>>>>
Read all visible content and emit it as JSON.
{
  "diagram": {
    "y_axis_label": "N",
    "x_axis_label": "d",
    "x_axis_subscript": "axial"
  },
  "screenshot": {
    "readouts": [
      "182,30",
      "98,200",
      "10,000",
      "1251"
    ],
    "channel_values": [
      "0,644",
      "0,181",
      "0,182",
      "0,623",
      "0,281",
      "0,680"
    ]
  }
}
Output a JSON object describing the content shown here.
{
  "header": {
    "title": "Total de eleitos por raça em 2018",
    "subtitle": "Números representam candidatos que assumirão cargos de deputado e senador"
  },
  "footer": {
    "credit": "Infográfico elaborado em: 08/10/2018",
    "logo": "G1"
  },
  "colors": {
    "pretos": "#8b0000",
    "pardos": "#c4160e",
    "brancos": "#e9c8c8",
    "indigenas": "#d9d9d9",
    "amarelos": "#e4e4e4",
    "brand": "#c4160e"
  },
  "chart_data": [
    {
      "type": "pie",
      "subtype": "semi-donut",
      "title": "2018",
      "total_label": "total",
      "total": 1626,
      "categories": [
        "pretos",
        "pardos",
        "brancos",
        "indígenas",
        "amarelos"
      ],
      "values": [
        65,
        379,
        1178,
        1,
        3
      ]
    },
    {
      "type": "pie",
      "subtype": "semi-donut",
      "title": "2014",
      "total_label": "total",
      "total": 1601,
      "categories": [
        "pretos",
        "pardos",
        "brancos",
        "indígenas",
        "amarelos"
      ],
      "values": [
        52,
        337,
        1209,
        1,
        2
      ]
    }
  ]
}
<<<<
Can you give every line above again, exactly as written?

Read all visible content and emit it as JSON.
{
  "diagram": {
    "y_axis_label": "N",
    "x_axis_label": "d",
    "x_axis_subscript": "axial"
  },
  "screenshot": {
    "readouts": [
      "182,30",
      "98,200",
      "10,000",
      "1251"
    ],
    "channel_values": [
      "0,644",
      "0,181",
      "0,182",
      "0,623",
      "0,281",
      "0,680"
    ]
  }
}
Output a JSON object describing the content shown here.
{
  "header": {
    "title": "Total de eleitos por raça em 2018",
    "subtitle": "Números representam candidatos que assumirão cargos de deputado e senador"
  },
  "footer": {
    "credit": "Infográfico elaborado em: 08/10/2018",
    "logo": "G1"
  },
  "colors": {
    "pretos": "#8b0000",
    "pardos": "#c4160e",
    "brancos": "#e9c8c8",
    "indigenas": "#d9d9d9",
    "amarelos": "#e4e4e4",
    "brand": "#c4160e"
  },
  "chart_data": [
    {
      "type": "pie",
      "subtype": "semi-donut",
      "title": "2018",
      "total_label": "total",
      "total": 1626,
      "categories": [
        "pretos",
        "pardos",
        "brancos",
        "indígenas",
        "amarelos"
      ],
      "values": [
        65,
        379,
        1178,
        1,
        3
      ]
    },
    {
      "type": "pie",
      "subtype": "semi-donut",
      "title": "2014",
      "total_label": "total",
      "total": 1601,
      "categories": [
        "pretos",
        "pardos",
        "brancos",
        "indígenas",
        "amarelos"
      ],
      "values": [
        52,
        337,
        1209,
        1,
        2
      ]
    }
  ]
}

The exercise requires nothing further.